● 取り組む課題:
a – 信託についての文章によると、受託者が借り入れた債務は税務上どのように扱われますか。
b – 信託についての文章を、最後の文の後から書き継いでください。

● 提示された文章:
★ ★ ★ ★

信託契約に基づく権限を持つ受託者は、信託財産の維持管理や不動産に関する大規模修繕、建替え、新規取得などの際に必要な資金を金融機関から借り入れることができます。

融資手続きや契約書の調印は、受託者が「受託者」の名において行います。

受益者の承諾や署名は原則として必要ありません。          

  • 債務は受益者(親)のものと見なされる:

受託者が借り入れた債務は、受益者の責任で返済されます。

債務の税務上の取扱いでは、受益者たる老親の債務として扱われ、相続税の債務控除の対象となります。

  • 受益者変更権者等による受益権の変更:

信託契約においては、受益者を変更・追加する権限を信託契約書で指定できます。

これを持つ者を受益者変更権者等と呼びます。

信託受益権の変更が必要な場合、受益者変更権者等がその権限を行使し、受益者を変更できます。

この権限は、会社経営や不動産事業における事業承継などで活用され、後継者の変更に柔軟に対応できます。

★ ★ ★ ★

● 学習資料:
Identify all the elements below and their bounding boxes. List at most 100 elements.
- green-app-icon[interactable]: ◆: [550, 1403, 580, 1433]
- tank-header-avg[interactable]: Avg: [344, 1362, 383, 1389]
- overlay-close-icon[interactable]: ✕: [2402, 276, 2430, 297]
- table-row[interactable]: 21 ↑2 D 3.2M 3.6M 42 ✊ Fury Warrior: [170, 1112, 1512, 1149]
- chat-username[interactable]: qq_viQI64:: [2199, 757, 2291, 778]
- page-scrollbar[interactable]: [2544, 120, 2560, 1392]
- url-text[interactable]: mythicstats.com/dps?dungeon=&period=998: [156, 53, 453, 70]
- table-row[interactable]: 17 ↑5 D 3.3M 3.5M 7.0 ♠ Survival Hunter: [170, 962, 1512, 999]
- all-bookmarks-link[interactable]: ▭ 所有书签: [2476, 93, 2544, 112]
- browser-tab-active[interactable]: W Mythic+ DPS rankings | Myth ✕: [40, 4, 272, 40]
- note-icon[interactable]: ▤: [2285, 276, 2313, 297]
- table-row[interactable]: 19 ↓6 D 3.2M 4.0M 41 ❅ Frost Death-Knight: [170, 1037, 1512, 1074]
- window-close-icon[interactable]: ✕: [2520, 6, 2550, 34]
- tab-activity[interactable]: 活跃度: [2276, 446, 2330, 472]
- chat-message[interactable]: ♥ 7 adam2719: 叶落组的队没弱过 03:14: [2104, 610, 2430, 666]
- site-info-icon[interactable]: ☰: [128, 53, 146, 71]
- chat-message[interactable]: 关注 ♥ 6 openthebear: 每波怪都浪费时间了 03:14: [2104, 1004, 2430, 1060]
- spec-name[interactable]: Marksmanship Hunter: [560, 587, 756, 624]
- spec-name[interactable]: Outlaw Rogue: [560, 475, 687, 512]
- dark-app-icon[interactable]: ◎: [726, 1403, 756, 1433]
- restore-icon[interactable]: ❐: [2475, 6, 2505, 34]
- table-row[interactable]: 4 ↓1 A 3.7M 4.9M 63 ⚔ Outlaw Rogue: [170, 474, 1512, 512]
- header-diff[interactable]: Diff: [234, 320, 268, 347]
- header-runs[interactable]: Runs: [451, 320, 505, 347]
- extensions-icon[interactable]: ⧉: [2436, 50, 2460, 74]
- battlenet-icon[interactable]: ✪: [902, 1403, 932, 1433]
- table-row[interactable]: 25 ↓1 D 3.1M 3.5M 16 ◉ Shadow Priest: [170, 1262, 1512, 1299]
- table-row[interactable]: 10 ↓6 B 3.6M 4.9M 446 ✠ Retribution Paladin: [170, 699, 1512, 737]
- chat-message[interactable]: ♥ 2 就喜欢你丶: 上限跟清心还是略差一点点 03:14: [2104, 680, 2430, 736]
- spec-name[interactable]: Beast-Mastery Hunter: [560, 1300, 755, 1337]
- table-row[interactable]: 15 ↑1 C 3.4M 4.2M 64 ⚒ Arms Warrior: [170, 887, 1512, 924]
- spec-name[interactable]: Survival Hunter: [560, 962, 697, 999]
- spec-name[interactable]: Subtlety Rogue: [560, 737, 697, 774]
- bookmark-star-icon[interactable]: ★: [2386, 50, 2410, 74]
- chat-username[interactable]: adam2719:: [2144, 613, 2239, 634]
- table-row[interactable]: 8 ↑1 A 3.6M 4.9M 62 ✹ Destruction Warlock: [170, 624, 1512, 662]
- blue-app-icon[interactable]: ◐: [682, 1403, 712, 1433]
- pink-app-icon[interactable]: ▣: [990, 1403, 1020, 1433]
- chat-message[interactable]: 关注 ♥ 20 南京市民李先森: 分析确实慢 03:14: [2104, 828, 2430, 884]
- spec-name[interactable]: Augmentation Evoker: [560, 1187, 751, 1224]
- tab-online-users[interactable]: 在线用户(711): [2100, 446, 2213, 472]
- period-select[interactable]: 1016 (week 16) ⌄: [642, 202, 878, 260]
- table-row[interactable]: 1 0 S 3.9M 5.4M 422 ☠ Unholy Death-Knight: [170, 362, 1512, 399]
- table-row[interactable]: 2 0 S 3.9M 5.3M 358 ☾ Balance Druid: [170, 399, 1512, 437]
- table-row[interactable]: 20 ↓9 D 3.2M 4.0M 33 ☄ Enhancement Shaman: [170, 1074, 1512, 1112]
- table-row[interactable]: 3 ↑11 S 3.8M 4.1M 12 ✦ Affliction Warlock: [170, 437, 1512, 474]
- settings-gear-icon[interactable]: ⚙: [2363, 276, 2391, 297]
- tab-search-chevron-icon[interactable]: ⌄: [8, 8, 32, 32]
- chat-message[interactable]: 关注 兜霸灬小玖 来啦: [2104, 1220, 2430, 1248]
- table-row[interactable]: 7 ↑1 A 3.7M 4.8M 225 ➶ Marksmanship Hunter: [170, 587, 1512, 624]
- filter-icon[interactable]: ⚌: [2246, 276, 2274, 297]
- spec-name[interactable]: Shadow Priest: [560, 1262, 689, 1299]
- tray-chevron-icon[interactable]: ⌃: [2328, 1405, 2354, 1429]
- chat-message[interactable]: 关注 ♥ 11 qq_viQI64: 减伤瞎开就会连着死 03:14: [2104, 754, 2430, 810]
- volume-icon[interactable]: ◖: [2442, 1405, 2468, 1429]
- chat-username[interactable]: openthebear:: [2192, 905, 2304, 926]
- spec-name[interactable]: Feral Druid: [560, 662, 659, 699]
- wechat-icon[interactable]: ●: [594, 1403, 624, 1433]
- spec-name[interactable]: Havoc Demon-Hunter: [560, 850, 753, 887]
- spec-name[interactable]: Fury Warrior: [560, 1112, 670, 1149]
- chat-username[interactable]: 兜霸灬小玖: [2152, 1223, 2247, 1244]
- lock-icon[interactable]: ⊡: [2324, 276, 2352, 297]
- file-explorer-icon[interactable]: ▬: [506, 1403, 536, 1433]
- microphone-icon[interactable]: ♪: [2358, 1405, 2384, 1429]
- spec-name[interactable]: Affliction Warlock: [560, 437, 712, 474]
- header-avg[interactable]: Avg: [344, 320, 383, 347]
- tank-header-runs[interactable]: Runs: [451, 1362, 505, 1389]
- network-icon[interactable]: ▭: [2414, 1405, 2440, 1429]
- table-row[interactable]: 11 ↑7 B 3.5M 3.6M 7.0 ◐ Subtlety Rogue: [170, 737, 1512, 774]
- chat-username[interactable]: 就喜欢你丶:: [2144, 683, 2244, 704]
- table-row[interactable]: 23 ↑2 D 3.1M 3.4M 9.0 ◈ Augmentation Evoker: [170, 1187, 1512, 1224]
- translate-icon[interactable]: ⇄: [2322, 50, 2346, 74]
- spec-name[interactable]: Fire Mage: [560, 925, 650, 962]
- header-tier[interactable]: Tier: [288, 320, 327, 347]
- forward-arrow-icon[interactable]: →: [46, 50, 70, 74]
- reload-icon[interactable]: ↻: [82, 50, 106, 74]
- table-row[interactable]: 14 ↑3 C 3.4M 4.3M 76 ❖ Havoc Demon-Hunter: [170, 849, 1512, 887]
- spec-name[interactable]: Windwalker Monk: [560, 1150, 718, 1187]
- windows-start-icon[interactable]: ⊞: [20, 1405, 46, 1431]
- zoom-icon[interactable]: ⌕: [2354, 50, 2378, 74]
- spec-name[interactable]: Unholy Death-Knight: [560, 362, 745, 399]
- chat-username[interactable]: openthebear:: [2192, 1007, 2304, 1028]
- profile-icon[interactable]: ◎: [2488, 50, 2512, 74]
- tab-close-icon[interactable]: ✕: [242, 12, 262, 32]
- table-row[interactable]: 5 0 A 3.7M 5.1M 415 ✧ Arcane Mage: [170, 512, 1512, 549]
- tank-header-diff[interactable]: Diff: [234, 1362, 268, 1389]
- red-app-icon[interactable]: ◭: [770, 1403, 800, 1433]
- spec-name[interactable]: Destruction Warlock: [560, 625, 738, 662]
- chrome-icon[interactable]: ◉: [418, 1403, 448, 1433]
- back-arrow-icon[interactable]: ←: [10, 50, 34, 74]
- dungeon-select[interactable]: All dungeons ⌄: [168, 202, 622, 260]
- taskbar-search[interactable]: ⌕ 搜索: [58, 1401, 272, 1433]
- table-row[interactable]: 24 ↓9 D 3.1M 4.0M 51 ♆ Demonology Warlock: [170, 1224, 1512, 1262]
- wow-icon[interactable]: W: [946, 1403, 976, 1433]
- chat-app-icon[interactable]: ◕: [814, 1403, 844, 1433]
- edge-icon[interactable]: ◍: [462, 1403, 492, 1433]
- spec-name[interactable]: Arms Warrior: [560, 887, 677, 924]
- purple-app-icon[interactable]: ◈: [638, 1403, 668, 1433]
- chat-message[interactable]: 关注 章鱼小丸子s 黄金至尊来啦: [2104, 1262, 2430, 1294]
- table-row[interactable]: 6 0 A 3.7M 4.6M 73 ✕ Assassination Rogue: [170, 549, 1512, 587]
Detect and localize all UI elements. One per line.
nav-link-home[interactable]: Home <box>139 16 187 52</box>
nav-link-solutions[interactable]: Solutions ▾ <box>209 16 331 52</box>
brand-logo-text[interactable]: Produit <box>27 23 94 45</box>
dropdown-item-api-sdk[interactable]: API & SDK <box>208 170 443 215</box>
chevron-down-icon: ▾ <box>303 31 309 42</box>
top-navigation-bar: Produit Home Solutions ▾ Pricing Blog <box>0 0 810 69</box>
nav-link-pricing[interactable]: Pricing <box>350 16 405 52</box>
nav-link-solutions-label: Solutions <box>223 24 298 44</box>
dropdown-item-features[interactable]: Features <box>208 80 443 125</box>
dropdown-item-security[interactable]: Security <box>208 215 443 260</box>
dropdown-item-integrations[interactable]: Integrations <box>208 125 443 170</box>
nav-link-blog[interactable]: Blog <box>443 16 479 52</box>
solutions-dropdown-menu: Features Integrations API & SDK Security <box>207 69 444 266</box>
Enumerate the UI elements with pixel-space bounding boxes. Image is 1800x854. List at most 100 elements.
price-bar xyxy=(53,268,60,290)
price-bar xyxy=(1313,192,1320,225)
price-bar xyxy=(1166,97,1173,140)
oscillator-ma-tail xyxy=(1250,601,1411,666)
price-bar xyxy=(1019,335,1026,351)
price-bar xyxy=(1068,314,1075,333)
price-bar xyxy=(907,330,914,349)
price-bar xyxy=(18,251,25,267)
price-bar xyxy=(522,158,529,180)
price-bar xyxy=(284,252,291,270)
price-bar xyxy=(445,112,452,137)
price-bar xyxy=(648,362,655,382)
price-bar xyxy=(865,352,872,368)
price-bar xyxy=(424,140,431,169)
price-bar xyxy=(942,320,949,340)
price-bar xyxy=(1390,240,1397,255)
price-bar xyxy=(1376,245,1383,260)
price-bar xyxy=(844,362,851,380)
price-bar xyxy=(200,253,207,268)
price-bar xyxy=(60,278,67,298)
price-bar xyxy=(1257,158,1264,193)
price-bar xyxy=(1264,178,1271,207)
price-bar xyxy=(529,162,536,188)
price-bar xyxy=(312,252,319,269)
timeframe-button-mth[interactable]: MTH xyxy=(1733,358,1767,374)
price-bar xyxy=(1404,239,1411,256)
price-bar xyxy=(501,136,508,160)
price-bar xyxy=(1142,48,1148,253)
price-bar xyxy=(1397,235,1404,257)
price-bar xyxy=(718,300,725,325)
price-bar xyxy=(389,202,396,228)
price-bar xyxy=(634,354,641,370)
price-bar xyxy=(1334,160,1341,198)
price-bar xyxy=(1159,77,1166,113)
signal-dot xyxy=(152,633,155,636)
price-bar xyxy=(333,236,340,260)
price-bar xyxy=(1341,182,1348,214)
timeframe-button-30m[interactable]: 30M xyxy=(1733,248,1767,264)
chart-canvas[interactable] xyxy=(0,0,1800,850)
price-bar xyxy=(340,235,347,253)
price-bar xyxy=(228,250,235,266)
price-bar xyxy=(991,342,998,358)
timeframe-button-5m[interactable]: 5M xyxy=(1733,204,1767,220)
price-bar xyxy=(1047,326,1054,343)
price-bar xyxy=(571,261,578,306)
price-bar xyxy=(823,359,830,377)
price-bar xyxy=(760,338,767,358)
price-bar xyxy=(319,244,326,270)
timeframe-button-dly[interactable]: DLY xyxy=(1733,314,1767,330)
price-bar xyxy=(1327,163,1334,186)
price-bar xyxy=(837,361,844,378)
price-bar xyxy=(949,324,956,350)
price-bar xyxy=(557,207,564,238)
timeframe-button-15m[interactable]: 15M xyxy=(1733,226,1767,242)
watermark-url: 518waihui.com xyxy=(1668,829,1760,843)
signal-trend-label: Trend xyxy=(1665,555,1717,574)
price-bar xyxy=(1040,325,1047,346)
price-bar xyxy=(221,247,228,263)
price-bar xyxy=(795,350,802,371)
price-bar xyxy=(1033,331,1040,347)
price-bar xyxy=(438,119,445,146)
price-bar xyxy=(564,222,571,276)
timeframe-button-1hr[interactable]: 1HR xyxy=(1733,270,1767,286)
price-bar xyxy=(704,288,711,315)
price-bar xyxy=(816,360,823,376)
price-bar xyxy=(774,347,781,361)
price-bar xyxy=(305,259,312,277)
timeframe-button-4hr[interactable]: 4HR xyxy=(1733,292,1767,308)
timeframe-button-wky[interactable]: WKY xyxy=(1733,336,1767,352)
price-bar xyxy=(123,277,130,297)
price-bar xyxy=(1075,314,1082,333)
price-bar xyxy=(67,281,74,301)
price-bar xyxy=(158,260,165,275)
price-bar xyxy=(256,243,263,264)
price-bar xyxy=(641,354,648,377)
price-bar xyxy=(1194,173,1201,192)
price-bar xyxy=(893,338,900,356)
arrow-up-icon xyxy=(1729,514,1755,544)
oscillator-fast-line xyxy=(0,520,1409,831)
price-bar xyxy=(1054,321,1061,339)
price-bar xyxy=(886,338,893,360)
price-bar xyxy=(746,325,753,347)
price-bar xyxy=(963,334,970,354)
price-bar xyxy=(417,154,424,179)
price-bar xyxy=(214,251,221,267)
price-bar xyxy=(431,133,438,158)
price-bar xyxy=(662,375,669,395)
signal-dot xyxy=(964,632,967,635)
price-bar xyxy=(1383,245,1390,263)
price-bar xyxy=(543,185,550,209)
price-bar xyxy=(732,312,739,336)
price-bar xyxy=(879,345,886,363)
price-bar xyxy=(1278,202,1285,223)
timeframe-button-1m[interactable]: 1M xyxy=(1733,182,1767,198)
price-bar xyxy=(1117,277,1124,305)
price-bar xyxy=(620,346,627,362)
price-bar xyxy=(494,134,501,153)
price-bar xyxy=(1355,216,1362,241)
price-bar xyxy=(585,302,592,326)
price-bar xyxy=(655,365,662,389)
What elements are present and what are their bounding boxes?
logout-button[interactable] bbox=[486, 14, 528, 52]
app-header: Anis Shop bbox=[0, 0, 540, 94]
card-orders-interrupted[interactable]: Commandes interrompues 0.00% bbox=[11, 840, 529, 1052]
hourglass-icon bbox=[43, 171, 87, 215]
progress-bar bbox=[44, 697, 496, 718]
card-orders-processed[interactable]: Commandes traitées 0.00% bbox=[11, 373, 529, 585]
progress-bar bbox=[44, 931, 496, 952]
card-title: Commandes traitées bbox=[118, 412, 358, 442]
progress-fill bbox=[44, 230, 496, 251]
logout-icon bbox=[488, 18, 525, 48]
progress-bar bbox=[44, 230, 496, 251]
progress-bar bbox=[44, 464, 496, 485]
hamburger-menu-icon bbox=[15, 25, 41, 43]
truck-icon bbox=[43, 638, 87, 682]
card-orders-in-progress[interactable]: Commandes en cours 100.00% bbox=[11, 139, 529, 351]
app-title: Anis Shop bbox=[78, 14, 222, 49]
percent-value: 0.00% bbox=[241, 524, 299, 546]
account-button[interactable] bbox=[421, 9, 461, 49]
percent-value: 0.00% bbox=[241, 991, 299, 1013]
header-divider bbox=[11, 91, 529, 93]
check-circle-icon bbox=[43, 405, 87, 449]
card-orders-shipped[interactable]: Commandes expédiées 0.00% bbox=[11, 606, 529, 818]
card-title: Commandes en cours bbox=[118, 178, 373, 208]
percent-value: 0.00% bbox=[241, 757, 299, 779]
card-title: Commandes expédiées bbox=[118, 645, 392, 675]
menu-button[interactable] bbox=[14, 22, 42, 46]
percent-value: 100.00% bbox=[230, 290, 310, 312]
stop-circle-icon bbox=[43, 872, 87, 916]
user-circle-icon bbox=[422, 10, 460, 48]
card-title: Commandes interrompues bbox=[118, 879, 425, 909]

★ ★ ★ ★

● 期待される解答:
a – 受益者たる老親の債務として扱われ、相続税の債務控除の対象となります。

b –
  • 事業承継での活用:

信託受益権を活用して、事業用資産を後継者に引き渡す場合、後継者変更が生じた際にも受益者変更権者等が介入し、柔軟に事業承継対策を調整できます。

事業用資産の信託受益権を後継者に渡す際に、受益者変更権者等を設けておくことで、後継者の変更に迅速かつ円滑に対応できます。

  • 結論:

信託契約においては、受託者が受益者の名の下で借入れや契約手続きを行うことが可能です。

債務は受益者のものと見なされ、税務上の取扱いは受益者の債務となります。

受益者変更権者等の設定により、事業承継や後継者の変更に柔軟に対応でき、信託受益権の管理を円滑に行えます。